### SELECTED EXCERPT
━━━━━━━━━━

Format[c[n_]] := Subscript[c, n];
Format[δ[n_]] := Subscript[δ, n];
Format[A[n_]] := Subscript[A, n];
Format[λ[n_]] := Subscript[λ, n];

expr = -4 (c[n] + c[nature] - δ[m]) + 
   k (-2 A[2 l] (-1 + c[l]) + 
      A[2 h] (2 - 
         c[h] (2 + (2 + k A[2 l]) λ[h]) + λ[
           h] (-2 + 4 c[n] + 4 c[nature] + 
            2 k A[2 h] (-1 + λ[h]) + 
            2 δ[m] (-1 + λ[h]) + 
            k A[2 l] (-2 + 
               c[l] + (1 - c[l] + c[n] + c[nature]) λ[h]))) + 
      A[2 l] (-2 (1 + k A[2 l] + c[l] - 2 c[n] - 
            2 c[nature] + δ[m]) + 
         k A[2 h] (-2 + c[h] - 
            c[l] + (c[h] + c[l] - 
               2 (-1 + c[n] + c[nature])) λ[h])) λ[
        l] + A[2 l] (k A[2 h] (1 - c[h] + c[n] + c[nature]) + 
         2 (k A[2 l] + δ[m])) λ[l]^2 - 
      2 A[2] (2 + k A[2 h] (-1 + λ[h]) λ[h] + 
         k A[2 l] (-1 + λ[l]) λ[l]));

Then use Collect

(expr21 = Collect[expr, A[2 l]])

━━━━━━━━━━

### INSTRUCTIONS TO FOLLOW
Do these statements agree with the code excerpt? Answer yes or no for each and quote the deciding words.
1. A Format rule makes λ display with a subscript.
2. Collect gathers the expression by powers of A[2 h].
3. The output of Collect is stored in a variable named expr21.

### Stored records
━━━━━━━━━━

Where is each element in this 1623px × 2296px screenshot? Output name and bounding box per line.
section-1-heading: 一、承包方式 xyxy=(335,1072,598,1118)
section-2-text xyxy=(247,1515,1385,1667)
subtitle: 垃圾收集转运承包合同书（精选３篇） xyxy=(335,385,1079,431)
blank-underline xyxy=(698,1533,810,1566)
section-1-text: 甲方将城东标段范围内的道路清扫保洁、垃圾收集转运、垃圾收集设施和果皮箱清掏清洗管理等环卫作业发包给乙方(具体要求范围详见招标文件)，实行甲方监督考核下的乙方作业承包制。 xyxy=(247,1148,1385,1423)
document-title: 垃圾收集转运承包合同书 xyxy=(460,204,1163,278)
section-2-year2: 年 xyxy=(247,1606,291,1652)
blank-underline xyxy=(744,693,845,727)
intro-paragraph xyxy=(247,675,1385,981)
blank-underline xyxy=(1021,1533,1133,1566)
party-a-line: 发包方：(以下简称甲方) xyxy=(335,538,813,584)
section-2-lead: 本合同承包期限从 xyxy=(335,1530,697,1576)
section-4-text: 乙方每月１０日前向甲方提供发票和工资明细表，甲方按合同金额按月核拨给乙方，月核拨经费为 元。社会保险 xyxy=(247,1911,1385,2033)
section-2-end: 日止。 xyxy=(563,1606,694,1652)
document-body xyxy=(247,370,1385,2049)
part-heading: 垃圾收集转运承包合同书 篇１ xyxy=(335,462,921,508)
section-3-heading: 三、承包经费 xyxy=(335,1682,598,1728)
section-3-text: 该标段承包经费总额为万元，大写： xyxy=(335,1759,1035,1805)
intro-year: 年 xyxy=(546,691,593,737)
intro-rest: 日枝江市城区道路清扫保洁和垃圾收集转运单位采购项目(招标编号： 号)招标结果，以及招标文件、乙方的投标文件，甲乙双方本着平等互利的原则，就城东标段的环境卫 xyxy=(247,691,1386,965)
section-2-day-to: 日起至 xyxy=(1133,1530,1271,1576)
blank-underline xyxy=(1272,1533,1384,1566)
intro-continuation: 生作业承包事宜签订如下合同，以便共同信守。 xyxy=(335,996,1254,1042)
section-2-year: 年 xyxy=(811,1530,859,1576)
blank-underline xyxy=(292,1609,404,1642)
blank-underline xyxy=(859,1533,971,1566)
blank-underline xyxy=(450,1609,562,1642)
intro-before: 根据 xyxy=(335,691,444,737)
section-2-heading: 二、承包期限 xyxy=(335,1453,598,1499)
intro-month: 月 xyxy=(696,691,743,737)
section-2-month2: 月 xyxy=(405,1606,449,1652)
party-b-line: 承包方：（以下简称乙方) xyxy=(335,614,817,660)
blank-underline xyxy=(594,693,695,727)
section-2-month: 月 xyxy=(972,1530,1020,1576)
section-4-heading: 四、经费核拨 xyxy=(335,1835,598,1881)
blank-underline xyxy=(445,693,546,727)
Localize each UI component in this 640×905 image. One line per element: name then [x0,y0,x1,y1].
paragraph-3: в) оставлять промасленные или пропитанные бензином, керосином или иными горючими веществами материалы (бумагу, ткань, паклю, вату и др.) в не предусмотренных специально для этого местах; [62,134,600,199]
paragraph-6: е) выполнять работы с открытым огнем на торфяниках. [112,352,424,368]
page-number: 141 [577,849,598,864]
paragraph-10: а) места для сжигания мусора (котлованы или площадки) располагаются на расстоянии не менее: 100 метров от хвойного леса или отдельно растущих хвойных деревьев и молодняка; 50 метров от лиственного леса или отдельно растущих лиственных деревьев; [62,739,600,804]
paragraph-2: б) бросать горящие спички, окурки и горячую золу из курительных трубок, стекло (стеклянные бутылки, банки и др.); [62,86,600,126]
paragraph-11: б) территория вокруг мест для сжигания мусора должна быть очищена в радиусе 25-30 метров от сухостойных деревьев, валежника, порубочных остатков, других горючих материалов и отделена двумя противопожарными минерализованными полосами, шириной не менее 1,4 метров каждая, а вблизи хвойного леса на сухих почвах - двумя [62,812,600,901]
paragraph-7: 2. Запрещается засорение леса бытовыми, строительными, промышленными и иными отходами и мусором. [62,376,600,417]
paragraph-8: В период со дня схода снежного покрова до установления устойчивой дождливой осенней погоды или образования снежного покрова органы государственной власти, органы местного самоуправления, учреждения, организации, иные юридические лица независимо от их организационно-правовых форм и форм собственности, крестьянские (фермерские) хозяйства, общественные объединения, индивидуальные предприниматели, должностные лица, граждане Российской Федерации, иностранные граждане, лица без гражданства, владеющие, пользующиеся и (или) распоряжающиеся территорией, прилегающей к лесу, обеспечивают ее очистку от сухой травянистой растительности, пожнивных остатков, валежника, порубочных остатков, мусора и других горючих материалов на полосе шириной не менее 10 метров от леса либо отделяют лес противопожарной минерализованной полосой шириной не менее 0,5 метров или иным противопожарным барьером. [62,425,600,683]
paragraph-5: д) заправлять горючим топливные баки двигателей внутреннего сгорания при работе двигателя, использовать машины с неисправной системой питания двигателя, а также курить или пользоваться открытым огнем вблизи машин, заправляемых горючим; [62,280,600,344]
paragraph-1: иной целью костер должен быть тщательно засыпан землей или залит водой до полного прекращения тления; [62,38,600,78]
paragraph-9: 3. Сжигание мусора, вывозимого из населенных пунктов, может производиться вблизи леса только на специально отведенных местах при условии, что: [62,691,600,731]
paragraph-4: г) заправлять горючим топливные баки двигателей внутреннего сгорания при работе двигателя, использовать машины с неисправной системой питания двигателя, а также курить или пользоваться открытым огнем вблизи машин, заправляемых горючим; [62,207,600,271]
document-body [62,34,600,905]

━━━━━━━━━━

### RESULT FOR THIS TASK
1. Yes: "Format[λ[n_]] := Subscript[λ, n];"
2. No: "Collect[expr, A[2 l]]"
3. Yes: "(expr21 = Collect[expr, A[2 l]])"